» **Work to be completed**: Are you able to retype all the records below exactly?

++++ Records for this task

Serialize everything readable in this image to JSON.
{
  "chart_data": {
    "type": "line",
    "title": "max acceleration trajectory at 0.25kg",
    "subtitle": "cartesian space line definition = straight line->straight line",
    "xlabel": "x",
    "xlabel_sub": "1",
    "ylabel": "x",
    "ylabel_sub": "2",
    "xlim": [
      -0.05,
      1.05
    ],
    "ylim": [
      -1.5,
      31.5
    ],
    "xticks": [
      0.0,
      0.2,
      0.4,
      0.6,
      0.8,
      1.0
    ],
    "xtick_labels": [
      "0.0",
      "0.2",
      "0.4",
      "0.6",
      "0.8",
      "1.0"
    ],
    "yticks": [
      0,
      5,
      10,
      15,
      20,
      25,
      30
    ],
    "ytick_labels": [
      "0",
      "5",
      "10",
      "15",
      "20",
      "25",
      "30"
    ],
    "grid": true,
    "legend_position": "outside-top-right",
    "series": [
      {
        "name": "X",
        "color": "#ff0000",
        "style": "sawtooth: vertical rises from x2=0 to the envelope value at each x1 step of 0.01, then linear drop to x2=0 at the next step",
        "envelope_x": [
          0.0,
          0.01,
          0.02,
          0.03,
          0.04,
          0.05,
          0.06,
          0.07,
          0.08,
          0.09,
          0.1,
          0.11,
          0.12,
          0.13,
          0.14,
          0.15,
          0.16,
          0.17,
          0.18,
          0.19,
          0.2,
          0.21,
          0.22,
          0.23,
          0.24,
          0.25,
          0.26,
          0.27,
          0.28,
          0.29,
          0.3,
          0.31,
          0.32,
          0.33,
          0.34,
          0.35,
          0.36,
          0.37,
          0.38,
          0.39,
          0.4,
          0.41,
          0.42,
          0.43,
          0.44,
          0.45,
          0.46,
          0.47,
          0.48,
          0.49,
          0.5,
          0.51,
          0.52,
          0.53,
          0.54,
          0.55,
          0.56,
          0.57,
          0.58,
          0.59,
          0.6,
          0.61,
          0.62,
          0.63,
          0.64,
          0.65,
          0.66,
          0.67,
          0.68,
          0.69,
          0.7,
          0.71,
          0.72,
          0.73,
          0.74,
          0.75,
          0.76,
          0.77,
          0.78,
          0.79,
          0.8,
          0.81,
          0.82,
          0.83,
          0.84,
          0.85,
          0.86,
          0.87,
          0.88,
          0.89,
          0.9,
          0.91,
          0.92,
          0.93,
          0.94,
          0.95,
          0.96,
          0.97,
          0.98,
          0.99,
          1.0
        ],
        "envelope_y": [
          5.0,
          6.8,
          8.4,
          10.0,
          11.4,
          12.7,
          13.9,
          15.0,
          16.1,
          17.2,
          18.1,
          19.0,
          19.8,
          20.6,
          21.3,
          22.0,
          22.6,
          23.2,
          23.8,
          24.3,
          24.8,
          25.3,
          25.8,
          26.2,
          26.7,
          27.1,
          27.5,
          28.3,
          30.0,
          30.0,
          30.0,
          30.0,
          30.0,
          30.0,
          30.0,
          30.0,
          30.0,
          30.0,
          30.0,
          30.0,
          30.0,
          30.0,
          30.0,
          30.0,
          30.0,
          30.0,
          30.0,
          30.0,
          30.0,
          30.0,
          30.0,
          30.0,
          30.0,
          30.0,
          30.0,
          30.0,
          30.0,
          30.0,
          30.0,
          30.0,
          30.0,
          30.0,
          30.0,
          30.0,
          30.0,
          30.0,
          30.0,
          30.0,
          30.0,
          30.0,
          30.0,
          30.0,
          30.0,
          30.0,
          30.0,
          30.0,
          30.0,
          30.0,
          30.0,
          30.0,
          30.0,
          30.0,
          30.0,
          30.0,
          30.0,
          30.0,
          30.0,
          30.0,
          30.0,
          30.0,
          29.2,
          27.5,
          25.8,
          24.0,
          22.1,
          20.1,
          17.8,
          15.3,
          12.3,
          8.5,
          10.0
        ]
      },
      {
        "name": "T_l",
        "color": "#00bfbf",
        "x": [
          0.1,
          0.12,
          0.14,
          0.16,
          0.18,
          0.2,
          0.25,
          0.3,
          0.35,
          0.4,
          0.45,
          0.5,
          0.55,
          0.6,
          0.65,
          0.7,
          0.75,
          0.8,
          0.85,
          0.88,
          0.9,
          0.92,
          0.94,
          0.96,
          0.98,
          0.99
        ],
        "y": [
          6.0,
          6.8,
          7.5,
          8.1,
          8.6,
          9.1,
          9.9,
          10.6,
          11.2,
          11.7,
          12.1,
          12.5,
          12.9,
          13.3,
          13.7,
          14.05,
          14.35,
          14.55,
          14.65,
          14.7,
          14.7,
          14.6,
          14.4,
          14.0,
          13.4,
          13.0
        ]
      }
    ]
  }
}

++++++++

» **Reply to the exercise**:
Serialize everything readable in this image to JSON.
{
  "chart_data": {
    "type": "line",
    "title": "max acceleration trajectory at 0.25kg",
    "subtitle": "cartesian space line definition = straight line->straight line",
    "xlabel": "x",
    "xlabel_sub": "1",
    "ylabel": "x",
    "ylabel_sub": "2",
    "xlim": [
      -0.05,
      1.05
    ],
    "ylim": [
      -1.5,
      31.5
    ],
    "xticks": [
      0.0,
      0.2,
      0.4,
      0.6,
      0.8,
      1.0
    ],
    "xtick_labels": [
      "0.0",
      "0.2",
      "0.4",
      "0.6",
      "0.8",
      "1.0"
    ],
    "yticks": [
      0,
      5,
      10,
      15,
      20,
      25,
      30
    ],
    "ytick_labels": [
      "0",
      "5",
      "10",
      "15",
      "20",
      "25",
      "30"
    ],
    "grid": true,
    "legend_position": "outside-top-right",
    "series": [
      {
        "name": "X",
        "color": "#ff0000",
        "style": "sawtooth: vertical rises from x2=0 to the envelope value at each x1 step of 0.01, then linear drop to x2=0 at the next step",
        "envelope_x": [
          0.0,
          0.01,
          0.02,
          0.03,
          0.04,
          0.05,
          0.06,
          0.07,
          0.08,
          0.09,
          0.1,
          0.11,
          0.12,
          0.13,
          0.14,
          0.15,
          0.16,
          0.17,
          0.18,
          0.19,
          0.2,
          0.21,
          0.22,
          0.23,
          0.24,
          0.25,
          0.26,
          0.27,
          0.28,
          0.29,
          0.3,
          0.31,
          0.32,
          0.33,
          0.34,
          0.35,
          0.36,
          0.37,
          0.38,
          0.39,
          0.4,
          0.41,
          0.42,
          0.43,
          0.44,
          0.45,
          0.46,
          0.47,
          0.48,
          0.49,
          0.5,
          0.51,
          0.52,
          0.53,
          0.54,
          0.55,
          0.56,
          0.57,
          0.58,
          0.59,
          0.6,
          0.61,
          0.62,
          0.63,
          0.64,
          0.65,
          0.66,
          0.67,
          0.68,
          0.69,
          0.7,
          0.71,
          0.72,
          0.73,
          0.74,
          0.75,
          0.76,
          0.77,
          0.78,
          0.79,
          0.8,
          0.81,
          0.82,
          0.83,
          0.84,
          0.85,
          0.86,
          0.87,
          0.88,
          0.89,
          0.9,
          0.91,
          0.92,
          0.93,
          0.94,
          0.95,
          0.96,
          0.97,
          0.98,
          0.99,
          1.0
        ],
        "envelope_y": [
          5.0,
          6.8,
          8.4,
          10.0,
          11.4,
          12.7,
          13.9,
          15.0,
          16.1,
          17.2,
          18.1,
          19.0,
          19.8,
          20.6,
          21.3,
          22.0,
          22.6,
          23.2,
          23.8,
          24.3,
          24.8,
          25.3,
          25.8,
          26.2,
          26.7,
          27.1,
          27.5,
          28.3,
          30.0,
          30.0,
          30.0,
          30.0,
          30.0,
          30.0,
          30.0,
          30.0,
          30.0,
          30.0,
          30.0,
          30.0,
          30.0,
          30.0,
          30.0,
          30.0,
          30.0,
          30.0,
          30.0,
          30.0,
          30.0,
          30.0,
          30.0,
          30.0,
          30.0,
          30.0,
          30.0,
          30.0,
          30.0,
          30.0,
          30.0,
          30.0,
          30.0,
          30.0,
          30.0,
          30.0,
          30.0,
          30.0,
          30.0,
          30.0,
          30.0,
          30.0,
          30.0,
          30.0,
          30.0,
          30.0,
          30.0,
          30.0,
          30.0,
          30.0,
          30.0,
          30.0,
          30.0,
          30.0,
          30.0,
          30.0,
          30.0,
          30.0,
          30.0,
          30.0,
          30.0,
          30.0,
          29.2,
          27.5,
          25.8,
          24.0,
          22.1,
          20.1,
          17.8,
          15.3,
          12.3,
          8.5,
          10.0
        ]
      },
      {
        "name": "T_l",
        "color": "#00bfbf",
        "x": [
          0.1,
          0.12,
          0.14,
          0.16,
          0.18,
          0.2,
          0.25,
          0.3,
          0.35,
          0.4,
          0.45,
          0.5,
          0.55,
          0.6,
          0.65,
          0.7,
          0.75,
          0.8,
          0.85,
          0.88,
          0.9,
          0.92,
          0.94,
          0.96,
          0.98,
          0.99
        ],
        "y": [
          6.0,
          6.8,
          7.5,
          8.1,
          8.6,
          9.1,
          9.9,
          10.6,
          11.2,
          11.7,
          12.1,
          12.5,
          12.9,
          13.3,
          13.7,
          14.05,
          14.35,
          14.55,
          14.65,
          14.7,
          14.7,
          14.6,
          14.4,
          14.0,
          13.4,
          13.0
        ]
      }
    ]
  }
}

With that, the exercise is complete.